Stored data
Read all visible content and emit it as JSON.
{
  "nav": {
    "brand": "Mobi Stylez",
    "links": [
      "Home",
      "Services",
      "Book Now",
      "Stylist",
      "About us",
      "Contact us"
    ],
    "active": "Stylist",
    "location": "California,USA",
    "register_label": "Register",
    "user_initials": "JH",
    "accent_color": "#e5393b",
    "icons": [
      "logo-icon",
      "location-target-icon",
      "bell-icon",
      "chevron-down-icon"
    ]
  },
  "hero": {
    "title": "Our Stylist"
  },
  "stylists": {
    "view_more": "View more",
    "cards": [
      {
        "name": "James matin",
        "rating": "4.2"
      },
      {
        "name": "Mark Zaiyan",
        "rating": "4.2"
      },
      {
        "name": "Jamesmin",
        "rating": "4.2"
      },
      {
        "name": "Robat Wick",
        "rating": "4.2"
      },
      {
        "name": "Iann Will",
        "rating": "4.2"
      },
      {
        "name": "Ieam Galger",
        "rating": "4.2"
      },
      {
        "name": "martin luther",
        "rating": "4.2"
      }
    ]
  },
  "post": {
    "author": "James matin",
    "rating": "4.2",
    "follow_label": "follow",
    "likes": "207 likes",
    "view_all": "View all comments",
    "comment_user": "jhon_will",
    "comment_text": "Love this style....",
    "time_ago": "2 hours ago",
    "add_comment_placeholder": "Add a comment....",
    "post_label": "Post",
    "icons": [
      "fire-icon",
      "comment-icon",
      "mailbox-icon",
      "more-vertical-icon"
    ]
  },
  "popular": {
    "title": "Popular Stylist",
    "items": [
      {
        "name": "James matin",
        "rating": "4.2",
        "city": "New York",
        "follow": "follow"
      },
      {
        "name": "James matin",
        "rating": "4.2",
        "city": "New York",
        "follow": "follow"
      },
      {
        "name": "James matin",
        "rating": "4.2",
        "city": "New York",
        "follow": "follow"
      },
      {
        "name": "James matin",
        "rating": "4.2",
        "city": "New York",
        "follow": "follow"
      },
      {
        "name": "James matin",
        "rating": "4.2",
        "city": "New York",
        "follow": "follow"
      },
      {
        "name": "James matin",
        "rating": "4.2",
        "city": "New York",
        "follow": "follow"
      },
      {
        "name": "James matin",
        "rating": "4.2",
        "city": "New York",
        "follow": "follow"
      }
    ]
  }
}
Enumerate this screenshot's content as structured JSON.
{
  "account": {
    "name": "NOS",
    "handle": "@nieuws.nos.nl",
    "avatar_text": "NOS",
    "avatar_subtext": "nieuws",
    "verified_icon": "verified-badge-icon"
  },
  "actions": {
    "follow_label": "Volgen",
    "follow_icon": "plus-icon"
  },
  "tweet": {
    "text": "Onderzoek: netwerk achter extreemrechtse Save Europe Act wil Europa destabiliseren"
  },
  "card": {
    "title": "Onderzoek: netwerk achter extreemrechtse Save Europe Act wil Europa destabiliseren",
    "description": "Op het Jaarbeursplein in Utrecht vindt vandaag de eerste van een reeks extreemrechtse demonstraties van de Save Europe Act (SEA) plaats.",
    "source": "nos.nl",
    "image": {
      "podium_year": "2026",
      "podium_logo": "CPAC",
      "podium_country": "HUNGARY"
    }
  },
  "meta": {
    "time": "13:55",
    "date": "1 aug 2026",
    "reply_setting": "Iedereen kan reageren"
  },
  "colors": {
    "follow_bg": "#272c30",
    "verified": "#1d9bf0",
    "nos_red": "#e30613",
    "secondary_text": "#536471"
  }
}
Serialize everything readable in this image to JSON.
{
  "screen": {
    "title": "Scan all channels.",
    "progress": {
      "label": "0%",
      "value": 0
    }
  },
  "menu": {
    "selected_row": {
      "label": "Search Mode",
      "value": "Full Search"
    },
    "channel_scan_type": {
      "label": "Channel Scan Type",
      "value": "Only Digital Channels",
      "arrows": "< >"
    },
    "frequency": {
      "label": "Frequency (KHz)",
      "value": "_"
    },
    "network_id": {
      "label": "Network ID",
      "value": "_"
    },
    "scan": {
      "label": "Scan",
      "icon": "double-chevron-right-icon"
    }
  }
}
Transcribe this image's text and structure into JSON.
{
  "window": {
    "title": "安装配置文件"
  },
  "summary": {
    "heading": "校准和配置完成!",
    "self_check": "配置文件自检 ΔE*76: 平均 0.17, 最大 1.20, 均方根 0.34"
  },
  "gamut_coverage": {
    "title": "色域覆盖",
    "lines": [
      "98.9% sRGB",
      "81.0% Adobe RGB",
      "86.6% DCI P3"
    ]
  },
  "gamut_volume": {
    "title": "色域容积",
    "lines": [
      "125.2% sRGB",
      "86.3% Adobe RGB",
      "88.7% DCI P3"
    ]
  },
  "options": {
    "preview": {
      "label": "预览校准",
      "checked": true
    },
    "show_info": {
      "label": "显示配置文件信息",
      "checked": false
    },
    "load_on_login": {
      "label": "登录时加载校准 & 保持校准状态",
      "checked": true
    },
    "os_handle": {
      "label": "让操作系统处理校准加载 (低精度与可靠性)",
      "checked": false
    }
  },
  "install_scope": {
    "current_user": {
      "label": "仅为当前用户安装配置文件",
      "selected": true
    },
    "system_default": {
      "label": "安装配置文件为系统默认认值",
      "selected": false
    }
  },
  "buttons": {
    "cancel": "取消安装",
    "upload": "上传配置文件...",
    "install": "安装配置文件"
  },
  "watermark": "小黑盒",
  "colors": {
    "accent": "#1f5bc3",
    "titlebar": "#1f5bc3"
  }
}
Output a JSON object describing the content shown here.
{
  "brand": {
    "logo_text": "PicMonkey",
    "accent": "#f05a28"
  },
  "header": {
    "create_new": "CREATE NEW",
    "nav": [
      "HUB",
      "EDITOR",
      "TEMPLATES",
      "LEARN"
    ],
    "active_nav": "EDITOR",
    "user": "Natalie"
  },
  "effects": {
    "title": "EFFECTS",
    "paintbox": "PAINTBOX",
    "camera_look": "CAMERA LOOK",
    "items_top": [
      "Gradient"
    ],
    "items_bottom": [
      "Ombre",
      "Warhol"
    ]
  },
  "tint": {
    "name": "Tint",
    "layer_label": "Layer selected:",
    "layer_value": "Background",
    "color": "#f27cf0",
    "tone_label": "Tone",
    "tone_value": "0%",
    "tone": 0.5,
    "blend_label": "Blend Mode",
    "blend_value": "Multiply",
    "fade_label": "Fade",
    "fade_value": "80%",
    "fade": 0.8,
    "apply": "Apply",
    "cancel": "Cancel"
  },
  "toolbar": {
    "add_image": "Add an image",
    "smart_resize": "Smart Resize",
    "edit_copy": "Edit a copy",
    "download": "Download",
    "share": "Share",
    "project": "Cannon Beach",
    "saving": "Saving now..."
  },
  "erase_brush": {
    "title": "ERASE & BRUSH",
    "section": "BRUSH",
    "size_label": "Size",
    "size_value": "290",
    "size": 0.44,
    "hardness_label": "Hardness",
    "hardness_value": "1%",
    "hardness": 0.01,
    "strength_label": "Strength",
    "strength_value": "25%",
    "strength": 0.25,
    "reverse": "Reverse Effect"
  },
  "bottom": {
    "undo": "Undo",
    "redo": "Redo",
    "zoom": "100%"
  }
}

### TASK DIRECTIONS
Identify each line of the material where the word "Search" shows up, and copy it.

### EXERCISE RESULT
      "label": "Search Mode",
      "value": "Full Search"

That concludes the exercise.